- Do this: Pull every line with the word "name" out of the entries below.

[Begin]

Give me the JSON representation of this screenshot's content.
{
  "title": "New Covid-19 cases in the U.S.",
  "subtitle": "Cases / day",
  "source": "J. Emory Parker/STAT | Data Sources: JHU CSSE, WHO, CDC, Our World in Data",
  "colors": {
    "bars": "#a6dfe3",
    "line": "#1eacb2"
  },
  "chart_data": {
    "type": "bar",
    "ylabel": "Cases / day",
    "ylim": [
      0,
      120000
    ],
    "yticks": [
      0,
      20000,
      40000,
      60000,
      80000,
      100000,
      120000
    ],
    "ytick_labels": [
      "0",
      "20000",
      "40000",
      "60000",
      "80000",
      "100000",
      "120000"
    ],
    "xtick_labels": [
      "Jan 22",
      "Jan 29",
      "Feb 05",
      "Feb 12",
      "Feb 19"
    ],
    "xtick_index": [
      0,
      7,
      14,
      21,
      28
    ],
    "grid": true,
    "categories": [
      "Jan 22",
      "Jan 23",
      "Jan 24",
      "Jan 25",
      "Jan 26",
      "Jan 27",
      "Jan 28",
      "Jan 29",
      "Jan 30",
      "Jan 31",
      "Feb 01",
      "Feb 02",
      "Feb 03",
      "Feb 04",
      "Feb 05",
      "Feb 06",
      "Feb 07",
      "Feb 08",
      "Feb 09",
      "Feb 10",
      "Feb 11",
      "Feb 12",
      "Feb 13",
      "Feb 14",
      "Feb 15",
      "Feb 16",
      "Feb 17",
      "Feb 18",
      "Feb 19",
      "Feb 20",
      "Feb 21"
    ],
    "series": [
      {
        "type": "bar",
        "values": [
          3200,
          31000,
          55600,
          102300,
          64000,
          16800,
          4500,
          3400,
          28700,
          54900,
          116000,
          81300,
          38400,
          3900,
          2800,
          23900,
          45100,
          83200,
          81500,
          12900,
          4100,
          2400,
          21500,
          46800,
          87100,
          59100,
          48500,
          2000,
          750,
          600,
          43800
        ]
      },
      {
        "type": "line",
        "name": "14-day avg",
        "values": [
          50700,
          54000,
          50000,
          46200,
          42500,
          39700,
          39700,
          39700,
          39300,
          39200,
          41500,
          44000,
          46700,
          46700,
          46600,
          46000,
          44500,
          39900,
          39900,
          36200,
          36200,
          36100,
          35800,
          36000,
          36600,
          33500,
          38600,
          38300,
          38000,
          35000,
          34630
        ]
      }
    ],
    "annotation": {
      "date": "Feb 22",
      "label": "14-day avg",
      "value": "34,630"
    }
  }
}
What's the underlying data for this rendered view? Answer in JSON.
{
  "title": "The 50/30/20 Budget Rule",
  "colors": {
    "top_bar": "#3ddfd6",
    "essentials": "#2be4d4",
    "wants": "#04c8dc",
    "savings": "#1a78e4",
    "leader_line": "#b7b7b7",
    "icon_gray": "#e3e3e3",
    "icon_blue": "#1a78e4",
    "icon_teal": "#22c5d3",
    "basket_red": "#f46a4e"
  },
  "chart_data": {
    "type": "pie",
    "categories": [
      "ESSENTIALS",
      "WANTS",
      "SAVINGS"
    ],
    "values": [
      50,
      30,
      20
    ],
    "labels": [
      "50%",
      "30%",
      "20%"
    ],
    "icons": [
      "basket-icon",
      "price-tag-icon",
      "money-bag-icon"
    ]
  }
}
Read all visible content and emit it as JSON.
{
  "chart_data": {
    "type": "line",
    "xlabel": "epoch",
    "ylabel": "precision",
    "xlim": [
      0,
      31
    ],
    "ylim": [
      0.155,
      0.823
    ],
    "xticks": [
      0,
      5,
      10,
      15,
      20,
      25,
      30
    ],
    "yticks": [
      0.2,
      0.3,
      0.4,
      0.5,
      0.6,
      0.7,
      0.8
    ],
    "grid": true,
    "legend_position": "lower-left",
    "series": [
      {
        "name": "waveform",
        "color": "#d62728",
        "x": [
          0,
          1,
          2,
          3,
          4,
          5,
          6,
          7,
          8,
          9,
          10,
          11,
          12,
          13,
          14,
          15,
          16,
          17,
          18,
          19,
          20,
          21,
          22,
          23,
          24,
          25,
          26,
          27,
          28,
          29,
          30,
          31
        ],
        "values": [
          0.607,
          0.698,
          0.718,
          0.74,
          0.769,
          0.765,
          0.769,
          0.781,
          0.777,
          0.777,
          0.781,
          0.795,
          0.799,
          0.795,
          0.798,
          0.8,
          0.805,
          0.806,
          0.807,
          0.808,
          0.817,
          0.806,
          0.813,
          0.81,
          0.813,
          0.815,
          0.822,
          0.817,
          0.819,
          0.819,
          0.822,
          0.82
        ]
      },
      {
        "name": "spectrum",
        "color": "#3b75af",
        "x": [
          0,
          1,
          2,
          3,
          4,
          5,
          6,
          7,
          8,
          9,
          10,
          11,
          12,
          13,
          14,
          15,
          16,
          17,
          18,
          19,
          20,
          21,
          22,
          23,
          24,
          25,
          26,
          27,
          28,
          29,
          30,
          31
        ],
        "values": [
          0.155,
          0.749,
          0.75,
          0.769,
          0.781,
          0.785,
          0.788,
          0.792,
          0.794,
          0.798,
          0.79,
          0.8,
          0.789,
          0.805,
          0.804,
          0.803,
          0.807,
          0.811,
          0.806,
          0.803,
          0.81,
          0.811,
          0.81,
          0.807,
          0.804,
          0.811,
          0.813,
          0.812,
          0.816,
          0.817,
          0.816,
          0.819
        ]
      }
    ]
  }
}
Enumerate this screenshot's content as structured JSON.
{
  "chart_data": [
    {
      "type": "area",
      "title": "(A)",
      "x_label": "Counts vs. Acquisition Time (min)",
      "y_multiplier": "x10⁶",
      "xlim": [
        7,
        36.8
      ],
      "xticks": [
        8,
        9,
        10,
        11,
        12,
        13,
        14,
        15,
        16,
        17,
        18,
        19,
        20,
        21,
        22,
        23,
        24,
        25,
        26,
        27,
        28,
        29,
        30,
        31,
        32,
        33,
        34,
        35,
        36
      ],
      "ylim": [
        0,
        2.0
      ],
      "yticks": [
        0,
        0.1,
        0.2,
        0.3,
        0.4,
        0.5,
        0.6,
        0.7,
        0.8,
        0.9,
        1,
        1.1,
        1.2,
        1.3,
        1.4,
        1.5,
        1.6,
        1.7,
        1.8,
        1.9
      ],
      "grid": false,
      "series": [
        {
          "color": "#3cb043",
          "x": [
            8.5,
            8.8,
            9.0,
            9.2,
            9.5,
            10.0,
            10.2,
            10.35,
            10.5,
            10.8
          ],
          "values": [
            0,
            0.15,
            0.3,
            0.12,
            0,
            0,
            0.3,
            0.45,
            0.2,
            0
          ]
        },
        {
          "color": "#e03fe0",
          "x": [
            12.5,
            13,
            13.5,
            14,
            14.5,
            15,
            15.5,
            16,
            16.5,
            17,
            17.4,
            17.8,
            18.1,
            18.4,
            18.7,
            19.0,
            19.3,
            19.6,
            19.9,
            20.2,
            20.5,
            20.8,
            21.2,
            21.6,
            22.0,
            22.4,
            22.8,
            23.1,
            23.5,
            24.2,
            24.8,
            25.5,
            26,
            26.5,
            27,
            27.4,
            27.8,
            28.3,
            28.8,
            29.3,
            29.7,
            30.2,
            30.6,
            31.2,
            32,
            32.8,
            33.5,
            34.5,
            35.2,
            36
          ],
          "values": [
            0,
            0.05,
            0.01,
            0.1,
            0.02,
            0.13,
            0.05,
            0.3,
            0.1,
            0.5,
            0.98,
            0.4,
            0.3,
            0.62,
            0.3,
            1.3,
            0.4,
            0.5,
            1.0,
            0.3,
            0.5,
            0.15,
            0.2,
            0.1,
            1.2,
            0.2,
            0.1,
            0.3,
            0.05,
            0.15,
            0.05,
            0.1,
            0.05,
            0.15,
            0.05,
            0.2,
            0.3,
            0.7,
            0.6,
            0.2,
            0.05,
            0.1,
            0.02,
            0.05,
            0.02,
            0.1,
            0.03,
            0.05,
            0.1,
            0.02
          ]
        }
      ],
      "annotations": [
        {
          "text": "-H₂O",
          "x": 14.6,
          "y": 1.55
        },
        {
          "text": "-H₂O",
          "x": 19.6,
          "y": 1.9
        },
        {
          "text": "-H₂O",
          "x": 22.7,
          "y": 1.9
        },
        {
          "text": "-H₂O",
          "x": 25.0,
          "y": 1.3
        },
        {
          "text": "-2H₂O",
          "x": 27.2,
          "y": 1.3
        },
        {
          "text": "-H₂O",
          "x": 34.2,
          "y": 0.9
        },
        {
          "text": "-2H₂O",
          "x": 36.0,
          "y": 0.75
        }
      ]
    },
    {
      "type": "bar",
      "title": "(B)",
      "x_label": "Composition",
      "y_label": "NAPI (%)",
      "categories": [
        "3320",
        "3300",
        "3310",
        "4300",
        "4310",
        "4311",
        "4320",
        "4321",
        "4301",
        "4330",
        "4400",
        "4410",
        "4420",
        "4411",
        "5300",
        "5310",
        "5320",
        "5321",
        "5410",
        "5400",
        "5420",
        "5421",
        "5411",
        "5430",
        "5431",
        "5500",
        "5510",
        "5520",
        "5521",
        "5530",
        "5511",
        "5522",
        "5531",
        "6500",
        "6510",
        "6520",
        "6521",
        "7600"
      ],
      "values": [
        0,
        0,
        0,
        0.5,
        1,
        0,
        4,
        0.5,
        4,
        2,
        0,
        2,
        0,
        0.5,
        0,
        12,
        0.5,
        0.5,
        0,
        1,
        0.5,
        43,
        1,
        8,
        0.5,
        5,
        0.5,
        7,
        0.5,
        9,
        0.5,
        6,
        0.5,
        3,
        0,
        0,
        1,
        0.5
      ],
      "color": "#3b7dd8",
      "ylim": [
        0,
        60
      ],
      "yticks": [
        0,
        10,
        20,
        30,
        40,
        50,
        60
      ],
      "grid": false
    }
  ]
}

[End]

- Result:
        "name": "14-day avg",
        "name": "waveform",
        "name": "spectrum",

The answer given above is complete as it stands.